(Records contained in a dataset)

* begin *

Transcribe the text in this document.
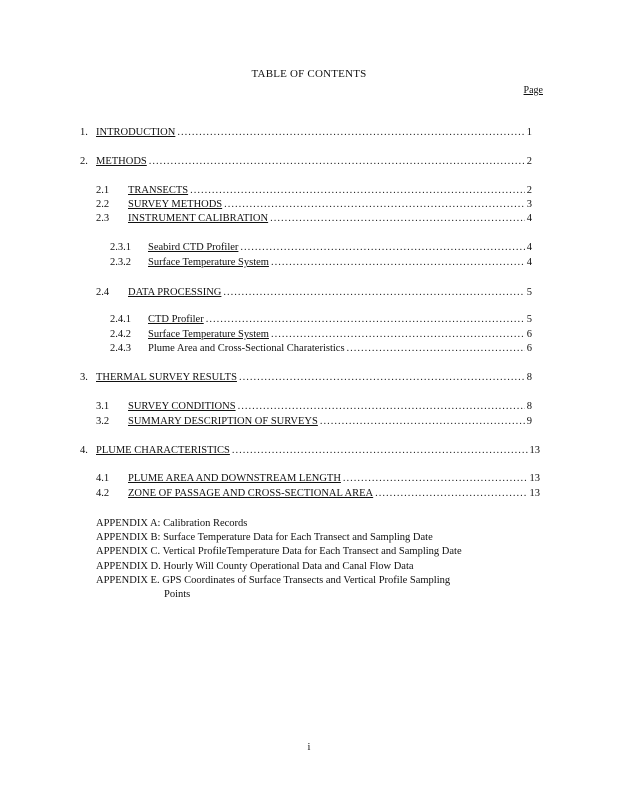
TABLE OF CONTENTS
Page
1. INTRODUCTION .....	1
2. METHODS .....	2
2.1	TRANSECTS .....	2
2.2	SURVEY METHODS .....	3
2.3	INSTRUMENT CALIBRATION .....	4
2.3.1	Seabird CTD Profiler .....	4
2.3.2	Surface Temperature System .....	4
2.4	DATA PROCESSING .....	5
2.4.1	CTD Profiler .....	5
2.4.2	Surface Temperature System .....	6
2.4.3	Plume Area and Cross-Sectional Charateristics .....	6
3. THERMAL SURVEY RESULTS .....	8
3.1	SURVEY CONDITIONS .....	8
3.2	SUMMARY DESCRIPTION OF SURVEYS .....	9
4. PLUME CHARACTERISTICS .....	13
4.1	PLUME AREA AND DOWNSTREAM LENGTH .....	13
4.2	ZONE OF PASSAGE AND CROSS-SECTIONAL AREA .....	13
APPENDIX A: Calibration Records
APPENDIX B: Surface Temperature Data for Each Transect and Sampling Date
APPENDIX C. Vertical ProfileTemperature Data for Each Transect and Sampling Date
APPENDIX D. Hourly Will County Operational Data and Canal Flow Data
APPENDIX E. GPS Coordinates of Surface Transects and Vertical Profile Sampling
Points
i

* end *

What is required: Print out the lines exactly, skipping any picture.

Final result:
Transcribe the text in this document.
TABLE OF CONTENTS
Page
1. INTRODUCTION .....	1
2. METHODS .....	2
2.1	TRANSECTS .....	2
2.2	SURVEY METHODS .....	3
2.3	INSTRUMENT CALIBRATION .....	4
2.3.1	Seabird CTD Profiler .....	4
2.3.2	Surface Temperature System .....	4
2.4	DATA PROCESSING .....	5
2.4.1	CTD Profiler .....	5
2.4.2	Surface Temperature System .....	6
2.4.3	Plume Area and Cross-Sectional Charateristics .....	6
3. THERMAL SURVEY RESULTS .....	8
3.1	SURVEY CONDITIONS .....	8
3.2	SUMMARY DESCRIPTION OF SURVEYS .....	9
4. PLUME CHARACTERISTICS .....	13
4.1	PLUME AREA AND DOWNSTREAM LENGTH .....	13
4.2	ZONE OF PASSAGE AND CROSS-SECTIONAL AREA .....	13
APPENDIX A: Calibration Records
APPENDIX B: Surface Temperature Data for Each Transect and Sampling Date
APPENDIX C. Vertical ProfileTemperature Data for Each Transect and Sampling Date
APPENDIX D. Hourly Will County Operational Data and Canal Flow Data
APPENDIX E. GPS Coordinates of Surface Transects and Vertical Profile Sampling
Points
i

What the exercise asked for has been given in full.